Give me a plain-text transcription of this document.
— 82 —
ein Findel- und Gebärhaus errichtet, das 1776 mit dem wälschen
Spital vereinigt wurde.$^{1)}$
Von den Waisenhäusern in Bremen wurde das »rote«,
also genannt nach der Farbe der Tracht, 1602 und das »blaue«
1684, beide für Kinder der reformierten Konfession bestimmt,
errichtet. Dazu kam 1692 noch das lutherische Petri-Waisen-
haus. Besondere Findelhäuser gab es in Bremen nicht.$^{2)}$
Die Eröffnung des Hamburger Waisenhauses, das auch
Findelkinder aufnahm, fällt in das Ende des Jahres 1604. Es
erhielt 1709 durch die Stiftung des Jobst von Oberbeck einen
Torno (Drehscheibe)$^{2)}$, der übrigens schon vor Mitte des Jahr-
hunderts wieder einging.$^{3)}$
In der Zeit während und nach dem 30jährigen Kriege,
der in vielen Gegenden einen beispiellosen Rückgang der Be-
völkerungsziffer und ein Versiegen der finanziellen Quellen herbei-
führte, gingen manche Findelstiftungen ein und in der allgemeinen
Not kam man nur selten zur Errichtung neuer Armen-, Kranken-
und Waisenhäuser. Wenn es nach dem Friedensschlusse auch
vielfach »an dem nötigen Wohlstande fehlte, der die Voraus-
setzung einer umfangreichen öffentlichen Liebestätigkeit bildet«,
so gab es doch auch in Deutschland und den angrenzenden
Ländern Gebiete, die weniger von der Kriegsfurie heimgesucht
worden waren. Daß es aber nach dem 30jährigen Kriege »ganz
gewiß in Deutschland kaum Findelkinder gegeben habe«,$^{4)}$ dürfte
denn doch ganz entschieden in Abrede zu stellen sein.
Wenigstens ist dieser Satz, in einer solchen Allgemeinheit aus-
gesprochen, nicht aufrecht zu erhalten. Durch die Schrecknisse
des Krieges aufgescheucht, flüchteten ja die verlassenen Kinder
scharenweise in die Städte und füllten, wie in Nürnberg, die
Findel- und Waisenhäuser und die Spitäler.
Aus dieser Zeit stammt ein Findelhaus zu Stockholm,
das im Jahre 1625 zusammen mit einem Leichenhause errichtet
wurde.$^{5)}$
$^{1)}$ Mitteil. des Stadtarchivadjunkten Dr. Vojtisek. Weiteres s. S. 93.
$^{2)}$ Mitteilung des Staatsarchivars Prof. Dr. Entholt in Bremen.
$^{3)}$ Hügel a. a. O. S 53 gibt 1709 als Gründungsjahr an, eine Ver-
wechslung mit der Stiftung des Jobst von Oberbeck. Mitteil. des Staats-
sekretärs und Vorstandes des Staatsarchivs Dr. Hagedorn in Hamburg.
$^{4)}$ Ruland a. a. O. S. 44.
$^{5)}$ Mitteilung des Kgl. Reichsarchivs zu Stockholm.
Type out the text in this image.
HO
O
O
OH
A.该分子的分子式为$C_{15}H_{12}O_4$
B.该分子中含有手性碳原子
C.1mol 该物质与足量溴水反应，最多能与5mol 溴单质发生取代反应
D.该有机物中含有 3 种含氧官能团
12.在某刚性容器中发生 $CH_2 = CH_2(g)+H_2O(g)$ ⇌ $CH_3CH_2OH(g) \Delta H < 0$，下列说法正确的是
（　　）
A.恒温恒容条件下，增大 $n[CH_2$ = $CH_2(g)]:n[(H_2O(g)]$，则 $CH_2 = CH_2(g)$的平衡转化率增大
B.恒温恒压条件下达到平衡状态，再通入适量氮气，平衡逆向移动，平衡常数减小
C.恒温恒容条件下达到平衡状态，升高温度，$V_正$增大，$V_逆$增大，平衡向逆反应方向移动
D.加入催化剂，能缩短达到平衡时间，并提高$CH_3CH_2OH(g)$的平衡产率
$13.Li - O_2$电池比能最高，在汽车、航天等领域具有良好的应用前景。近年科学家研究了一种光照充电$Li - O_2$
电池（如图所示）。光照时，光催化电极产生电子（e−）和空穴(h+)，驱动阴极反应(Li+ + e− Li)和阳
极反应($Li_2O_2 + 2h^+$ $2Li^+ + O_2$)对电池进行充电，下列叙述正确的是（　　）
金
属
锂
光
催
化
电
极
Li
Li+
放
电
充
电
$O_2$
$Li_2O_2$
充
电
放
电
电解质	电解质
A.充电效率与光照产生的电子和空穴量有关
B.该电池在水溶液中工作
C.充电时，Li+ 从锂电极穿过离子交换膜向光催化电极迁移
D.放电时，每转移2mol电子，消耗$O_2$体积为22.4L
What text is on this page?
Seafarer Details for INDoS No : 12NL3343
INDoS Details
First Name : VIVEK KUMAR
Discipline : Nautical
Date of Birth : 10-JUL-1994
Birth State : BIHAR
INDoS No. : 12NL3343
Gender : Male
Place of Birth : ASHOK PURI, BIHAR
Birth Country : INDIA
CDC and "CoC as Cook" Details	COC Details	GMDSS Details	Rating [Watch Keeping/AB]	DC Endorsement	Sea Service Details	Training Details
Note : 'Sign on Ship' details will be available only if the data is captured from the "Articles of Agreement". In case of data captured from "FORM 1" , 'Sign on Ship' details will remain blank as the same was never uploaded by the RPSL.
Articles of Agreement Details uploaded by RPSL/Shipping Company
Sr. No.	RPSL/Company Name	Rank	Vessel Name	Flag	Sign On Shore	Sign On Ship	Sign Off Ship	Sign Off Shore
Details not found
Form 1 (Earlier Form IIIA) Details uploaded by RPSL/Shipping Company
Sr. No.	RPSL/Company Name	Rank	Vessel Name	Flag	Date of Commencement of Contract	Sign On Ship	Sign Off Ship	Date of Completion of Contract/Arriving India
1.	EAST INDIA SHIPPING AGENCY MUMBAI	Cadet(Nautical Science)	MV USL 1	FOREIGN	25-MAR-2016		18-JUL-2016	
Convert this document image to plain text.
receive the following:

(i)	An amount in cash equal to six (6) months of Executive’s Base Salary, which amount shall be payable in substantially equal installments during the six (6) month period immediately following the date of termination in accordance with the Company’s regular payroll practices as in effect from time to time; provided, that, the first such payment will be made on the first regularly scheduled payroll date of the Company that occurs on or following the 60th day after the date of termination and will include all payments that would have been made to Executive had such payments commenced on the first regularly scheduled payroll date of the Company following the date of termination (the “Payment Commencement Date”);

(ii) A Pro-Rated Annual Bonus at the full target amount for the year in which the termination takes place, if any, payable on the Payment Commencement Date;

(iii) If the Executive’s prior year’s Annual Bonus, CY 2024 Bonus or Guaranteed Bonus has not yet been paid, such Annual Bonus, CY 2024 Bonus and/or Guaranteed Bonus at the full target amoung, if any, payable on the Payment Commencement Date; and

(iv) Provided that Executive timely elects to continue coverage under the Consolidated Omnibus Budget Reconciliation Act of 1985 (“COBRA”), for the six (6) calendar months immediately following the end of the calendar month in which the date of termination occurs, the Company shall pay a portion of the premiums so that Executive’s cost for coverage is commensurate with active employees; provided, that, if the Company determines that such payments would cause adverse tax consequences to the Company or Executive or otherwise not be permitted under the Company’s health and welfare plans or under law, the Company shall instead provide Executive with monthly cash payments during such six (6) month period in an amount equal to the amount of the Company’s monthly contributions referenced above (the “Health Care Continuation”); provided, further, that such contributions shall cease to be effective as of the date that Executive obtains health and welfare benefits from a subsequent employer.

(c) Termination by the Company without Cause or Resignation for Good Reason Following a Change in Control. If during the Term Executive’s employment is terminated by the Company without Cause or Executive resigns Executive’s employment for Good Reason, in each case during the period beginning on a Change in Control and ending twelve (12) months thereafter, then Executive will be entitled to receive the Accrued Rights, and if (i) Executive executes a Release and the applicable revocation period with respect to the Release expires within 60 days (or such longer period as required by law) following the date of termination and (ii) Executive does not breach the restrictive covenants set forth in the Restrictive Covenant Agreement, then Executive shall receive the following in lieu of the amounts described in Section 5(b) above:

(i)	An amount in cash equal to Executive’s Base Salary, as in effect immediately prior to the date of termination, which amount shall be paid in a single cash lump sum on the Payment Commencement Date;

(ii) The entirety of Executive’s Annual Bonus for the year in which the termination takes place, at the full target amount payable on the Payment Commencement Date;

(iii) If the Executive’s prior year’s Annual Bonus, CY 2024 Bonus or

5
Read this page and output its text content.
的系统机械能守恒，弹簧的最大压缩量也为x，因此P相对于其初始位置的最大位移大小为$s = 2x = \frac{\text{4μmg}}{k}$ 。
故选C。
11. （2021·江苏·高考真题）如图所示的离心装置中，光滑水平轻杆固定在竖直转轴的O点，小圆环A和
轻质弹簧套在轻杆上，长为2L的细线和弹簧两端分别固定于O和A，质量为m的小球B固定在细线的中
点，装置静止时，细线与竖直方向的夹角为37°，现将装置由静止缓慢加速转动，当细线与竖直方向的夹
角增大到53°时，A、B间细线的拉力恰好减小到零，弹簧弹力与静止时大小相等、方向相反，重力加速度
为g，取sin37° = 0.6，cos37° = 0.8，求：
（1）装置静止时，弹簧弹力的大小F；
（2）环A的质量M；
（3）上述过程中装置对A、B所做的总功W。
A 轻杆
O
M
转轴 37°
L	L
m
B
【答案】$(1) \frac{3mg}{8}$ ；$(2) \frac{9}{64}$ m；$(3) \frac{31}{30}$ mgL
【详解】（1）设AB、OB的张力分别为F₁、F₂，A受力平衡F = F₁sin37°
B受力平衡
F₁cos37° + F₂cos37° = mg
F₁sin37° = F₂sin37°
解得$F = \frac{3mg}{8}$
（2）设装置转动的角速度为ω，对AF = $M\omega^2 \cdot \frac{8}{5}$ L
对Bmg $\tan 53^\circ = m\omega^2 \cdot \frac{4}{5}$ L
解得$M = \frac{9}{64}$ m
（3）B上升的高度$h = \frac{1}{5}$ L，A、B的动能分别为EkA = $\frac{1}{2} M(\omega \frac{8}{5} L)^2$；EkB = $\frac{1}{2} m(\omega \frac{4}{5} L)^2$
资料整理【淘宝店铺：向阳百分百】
============================================================
= Task prompt =
Write out each line of the data that holds the string "wurde".

= Reply to the task =
Spital vereinigt wurde.$^{1)}$
Von den Waisenhäusern in Bremen wurde das »rote«,
wurde.$^{5)}$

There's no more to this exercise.